▶ **Description of the task**
Every entry below should be reproduced exactly, with all pictures left out.

Figure dataset records:
··········

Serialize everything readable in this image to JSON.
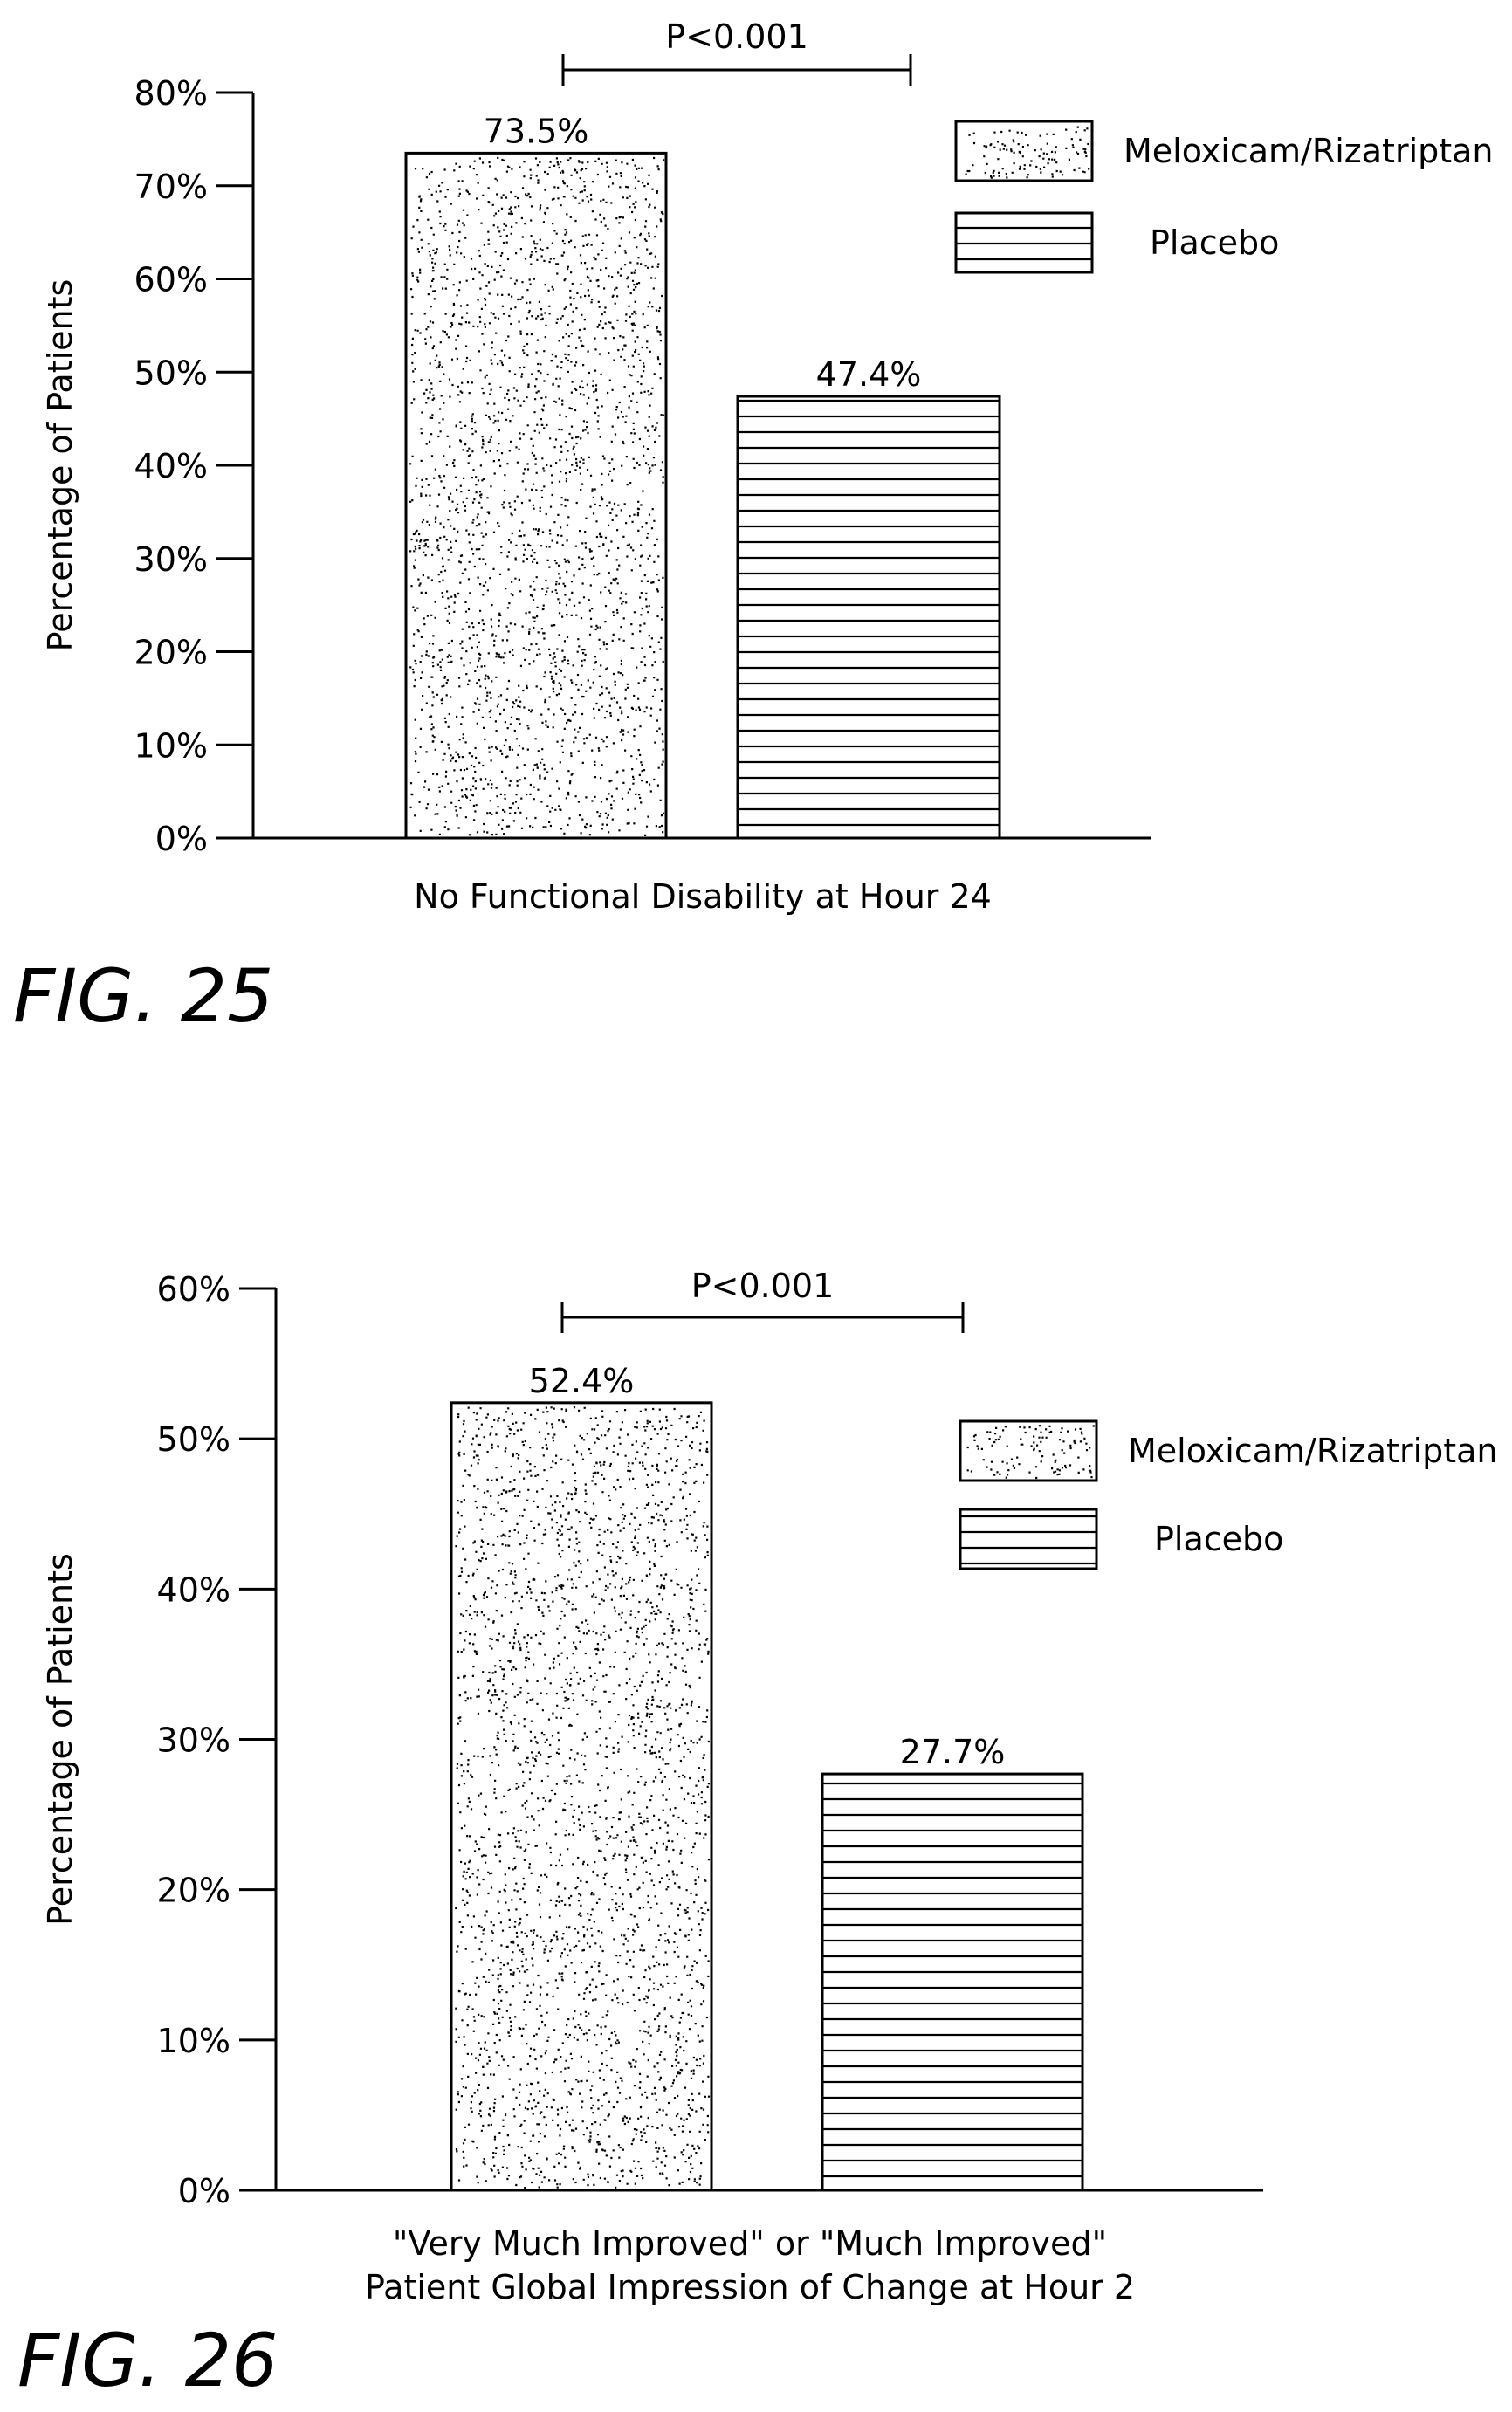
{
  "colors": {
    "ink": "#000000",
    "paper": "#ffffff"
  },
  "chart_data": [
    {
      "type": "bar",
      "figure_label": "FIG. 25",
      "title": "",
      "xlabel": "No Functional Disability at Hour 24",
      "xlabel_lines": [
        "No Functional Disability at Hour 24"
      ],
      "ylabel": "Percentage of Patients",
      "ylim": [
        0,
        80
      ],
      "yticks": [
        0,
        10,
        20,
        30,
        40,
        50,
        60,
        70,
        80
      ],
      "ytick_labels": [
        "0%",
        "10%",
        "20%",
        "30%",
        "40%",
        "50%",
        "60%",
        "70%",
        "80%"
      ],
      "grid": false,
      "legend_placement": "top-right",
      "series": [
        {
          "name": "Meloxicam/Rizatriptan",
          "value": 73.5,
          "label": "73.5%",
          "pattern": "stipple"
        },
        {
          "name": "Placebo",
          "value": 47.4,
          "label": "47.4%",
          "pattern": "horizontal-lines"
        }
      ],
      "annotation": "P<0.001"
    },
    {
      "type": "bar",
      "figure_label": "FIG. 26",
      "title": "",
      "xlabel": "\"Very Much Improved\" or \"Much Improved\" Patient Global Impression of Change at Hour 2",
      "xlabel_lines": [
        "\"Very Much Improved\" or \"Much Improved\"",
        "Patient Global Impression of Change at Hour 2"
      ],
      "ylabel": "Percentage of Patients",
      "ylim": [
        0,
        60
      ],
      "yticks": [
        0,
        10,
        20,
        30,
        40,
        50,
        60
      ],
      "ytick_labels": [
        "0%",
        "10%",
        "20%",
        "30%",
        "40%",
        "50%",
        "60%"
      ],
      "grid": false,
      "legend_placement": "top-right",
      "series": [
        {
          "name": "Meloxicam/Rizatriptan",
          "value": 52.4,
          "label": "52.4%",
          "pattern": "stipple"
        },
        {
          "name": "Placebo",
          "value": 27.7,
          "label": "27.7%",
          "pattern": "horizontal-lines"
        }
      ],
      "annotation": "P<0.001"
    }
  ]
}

··········

▶ **Answer section**
Serialize everything readable in this image to JSON.
{
  "colors": {
    "ink": "#000000",
    "paper": "#ffffff"
  },
  "chart_data": [
    {
      "type": "bar",
      "figure_label": "FIG. 25",
      "title": "",
      "xlabel": "No Functional Disability at Hour 24",
      "xlabel_lines": [
        "No Functional Disability at Hour 24"
      ],
      "ylabel": "Percentage of Patients",
      "ylim": [
        0,
        80
      ],
      "yticks": [
        0,
        10,
        20,
        30,
        40,
        50,
        60,
        70,
        80
      ],
      "ytick_labels": [
        "0%",
        "10%",
        "20%",
        "30%",
        "40%",
        "50%",
        "60%",
        "70%",
        "80%"
      ],
      "grid": false,
      "legend_placement": "top-right",
      "series": [
        {
          "name": "Meloxicam/Rizatriptan",
          "value": 73.5,
          "label": "73.5%",
          "pattern": "stipple"
        },
        {
          "name": "Placebo",
          "value": 47.4,
          "label": "47.4%",
          "pattern": "horizontal-lines"
        }
      ],
      "annotation": "P<0.001"
    },
    {
      "type": "bar",
      "figure_label": "FIG. 26",
      "title": "",
      "xlabel": "\"Very Much Improved\" or \"Much Improved\" Patient Global Impression of Change at Hour 2",
      "xlabel_lines": [
        "\"Very Much Improved\" or \"Much Improved\"",
        "Patient Global Impression of Change at Hour 2"
      ],
      "ylabel": "Percentage of Patients",
      "ylim": [
        0,
        60
      ],
      "yticks": [
        0,
        10,
        20,
        30,
        40,
        50,
        60
      ],
      "ytick_labels": [
        "0%",
        "10%",
        "20%",
        "30%",
        "40%",
        "50%",
        "60%"
      ],
      "grid": false,
      "legend_placement": "top-right",
      "series": [
        {
          "name": "Meloxicam/Rizatriptan",
          "value": 52.4,
          "label": "52.4%",
          "pattern": "stipple"
        },
        {
          "name": "Placebo",
          "value": 27.7,
          "label": "27.7%",
          "pattern": "horizontal-lines"
        }
      ],
      "annotation": "P<0.001"
    }
  ]
}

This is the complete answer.